Text section
[Start of section]

The size of the colonic J-pouch is critical as regards the functional outcome. It has been suggested that construction of large colonic J-pouches (10-12 cm), as used at the beginning of the experience, can be the cause of evacuation disorders, characterised by incomplete evacuation or "split defecation" [25, 27, 29, 31, 33, 38, 48].
These problems in several series reach an incidence of 25%, as a probable consequence of the enlargement of the reservoir. Indeed, manometric and pouchographic studies have shown that the colonic pouch increases in size within one post-operative year ("baggy pouch") . The enlargement is substantially greater in a larger pouch and can be also associated to a horizontal inclination of the longitudinal axis ("floppy pouch"), as a consequence of an inadequate expelling force, so that efficient evacuation cannot be achieved .
Although evacuation difficulties are a potential drawback of pouch formation, the incidence can be reduced by constructing a smaller colonic J-pouch without offsetting the stool frequency or continence advantages. It is indeed demonstrated that a 5-cm pouch is as good as a 10-cm pouch in terms of functional outcome, avoiding the long-term problems in defecation of the larger reservoirs [44, 57-59].
This finding is noteworthy, as it confirms that pouch function is not a simple mathematical derivative of reservoir capacity.

[End of section]

Recorded data
[Start of section]

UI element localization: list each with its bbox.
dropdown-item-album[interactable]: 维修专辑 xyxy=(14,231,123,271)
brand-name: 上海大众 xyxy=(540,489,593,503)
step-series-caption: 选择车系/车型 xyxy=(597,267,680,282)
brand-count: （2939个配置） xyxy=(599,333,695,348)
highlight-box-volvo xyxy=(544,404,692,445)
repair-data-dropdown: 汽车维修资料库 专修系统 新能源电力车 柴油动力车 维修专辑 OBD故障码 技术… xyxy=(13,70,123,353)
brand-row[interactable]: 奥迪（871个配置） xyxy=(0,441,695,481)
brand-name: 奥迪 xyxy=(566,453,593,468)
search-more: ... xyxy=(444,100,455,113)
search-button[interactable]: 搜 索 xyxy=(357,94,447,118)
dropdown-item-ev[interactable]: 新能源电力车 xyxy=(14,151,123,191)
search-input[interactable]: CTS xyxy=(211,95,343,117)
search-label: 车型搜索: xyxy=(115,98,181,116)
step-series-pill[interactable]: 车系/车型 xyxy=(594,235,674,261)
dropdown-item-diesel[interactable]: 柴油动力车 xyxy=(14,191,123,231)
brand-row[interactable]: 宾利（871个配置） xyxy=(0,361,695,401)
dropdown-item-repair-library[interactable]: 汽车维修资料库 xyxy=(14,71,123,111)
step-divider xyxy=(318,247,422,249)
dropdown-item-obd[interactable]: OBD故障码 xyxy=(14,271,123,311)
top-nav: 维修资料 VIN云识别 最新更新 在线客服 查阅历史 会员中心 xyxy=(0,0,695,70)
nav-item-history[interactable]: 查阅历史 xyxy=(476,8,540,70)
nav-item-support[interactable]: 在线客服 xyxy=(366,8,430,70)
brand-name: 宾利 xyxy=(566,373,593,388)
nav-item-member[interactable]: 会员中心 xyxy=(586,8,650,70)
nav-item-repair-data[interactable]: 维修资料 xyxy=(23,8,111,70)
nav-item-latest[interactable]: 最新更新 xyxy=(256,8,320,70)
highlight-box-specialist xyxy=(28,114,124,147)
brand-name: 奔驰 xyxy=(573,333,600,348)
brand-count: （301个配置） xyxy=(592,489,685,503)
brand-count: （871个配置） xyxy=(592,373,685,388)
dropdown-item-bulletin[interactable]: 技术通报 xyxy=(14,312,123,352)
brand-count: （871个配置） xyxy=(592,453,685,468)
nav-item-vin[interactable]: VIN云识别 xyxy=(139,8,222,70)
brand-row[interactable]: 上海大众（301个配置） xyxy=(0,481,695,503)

[End of section]

To do
Answer these questions from the text on colonic J-pouch size:
(a) How long were the large colonic J-pouches used at the beginning of the experience?
(b) Within what period do manometric and pouchographic studies show the colonic pouch increasing in size?
(c) What pouch size matches a 10-cm pouch in functional outcome?

Task result
(a) 10-12 cm
(b) Within one post-operative year
(c) A 5-cm pouch